══ MATERIAL SHOWN

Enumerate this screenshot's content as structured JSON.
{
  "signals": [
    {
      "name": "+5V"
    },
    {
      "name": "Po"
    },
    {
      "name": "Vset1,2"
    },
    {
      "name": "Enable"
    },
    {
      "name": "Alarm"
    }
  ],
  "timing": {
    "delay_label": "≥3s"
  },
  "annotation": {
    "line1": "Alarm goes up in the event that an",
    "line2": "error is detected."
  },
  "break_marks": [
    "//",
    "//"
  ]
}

════

■ PROMPT: Every line above should be printed again exactly as it stands.

■ ANSWER TO THE PROBLEM:
Enumerate this screenshot's content as structured JSON.
{
  "signals": [
    {
      "name": "+5V"
    },
    {
      "name": "Po"
    },
    {
      "name": "Vset1,2"
    },
    {
      "name": "Enable"
    },
    {
      "name": "Alarm"
    }
  ],
  "timing": {
    "delay_label": "≥3s"
  },
  "annotation": {
    "line1": "Alarm goes up in the event that an",
    "line2": "error is detected."
  },
  "break_marks": [
    "//",
    "//"
  ]
}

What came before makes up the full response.